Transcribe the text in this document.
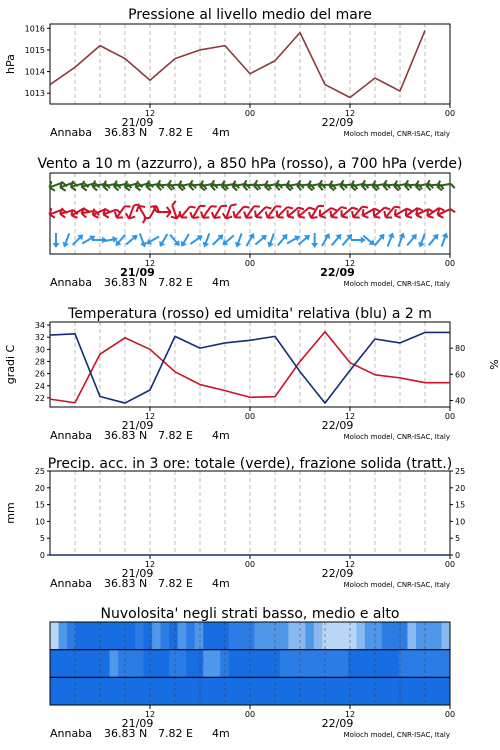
Pressione al livello medio del mare
12	00	12	00
21/09	22/09
Annaba 36.83 N 7.82 E 4m	Moloch model, CNR-ISAC, Italy
1013
1014
1015
1016
hPa
Vento a 10 m (azzurro), a 850 hPa (rosso), a 700 hPa (verde)
12	00	12	00
21/09	22/09
Annaba 36.83 N 7.82 E 4m	Moloch model, CNR-ISAC, Italy
Temperatura (rosso) ed umidita' relativa (blu) a 2 m
12	00	12	00
21/09	22/09
Annaba 36.83 N 7.82 E 4m	Moloch model, CNR-ISAC, Italy
22
24
26
28
30
32
34
40
60
80
gradi C	%
Precip. acc. in 3 ore: totale (verde), frazione solida (tratt.)
12	00	12	00
21/09	22/09
Annaba 36.83 N 7.82 E 4m	Moloch model, CNR-ISAC, Italy
0
5
10
15
20
25
0
5
10
15
20
25
mm
Nuvolosita' negli strati basso, medio e alto
12	00	12	00
21/09	22/09
Annaba 36.83 N 7.82 E 4m	Moloch model, CNR-ISAC, Italy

* WORK TO BE COMPLETED
All of the material above is to be copied exactly, except for its images.

* FINAL ANSWER
Transcribe the text in this document.
Pressione al livello medio del mare
12	00	12	00
21/09	22/09
Annaba 36.83 N 7.82 E 4m	Moloch model, CNR-ISAC, Italy
1013
1014
1015
1016
hPa
Vento a 10 m (azzurro), a 850 hPa (rosso), a 700 hPa (verde)
12	00	12	00
21/09	22/09
Annaba 36.83 N 7.82 E 4m	Moloch model, CNR-ISAC, Italy
Temperatura (rosso) ed umidita' relativa (blu) a 2 m
12	00	12	00
21/09	22/09
Annaba 36.83 N 7.82 E 4m	Moloch model, CNR-ISAC, Italy
22
24
26
28
30
32
34
40
60
80
gradi C	%
Precip. acc. in 3 ore: totale (verde), frazione solida (tratt.)
12	00	12	00
21/09	22/09
Annaba 36.83 N 7.82 E 4m	Moloch model, CNR-ISAC, Italy
0
5
10
15
20
25
0
5
10
15
20
25
mm
Nuvolosita' negli strati basso, medio e alto
12	00	12	00
21/09	22/09
Annaba 36.83 N 7.82 E 4m	Moloch model, CNR-ISAC, Italy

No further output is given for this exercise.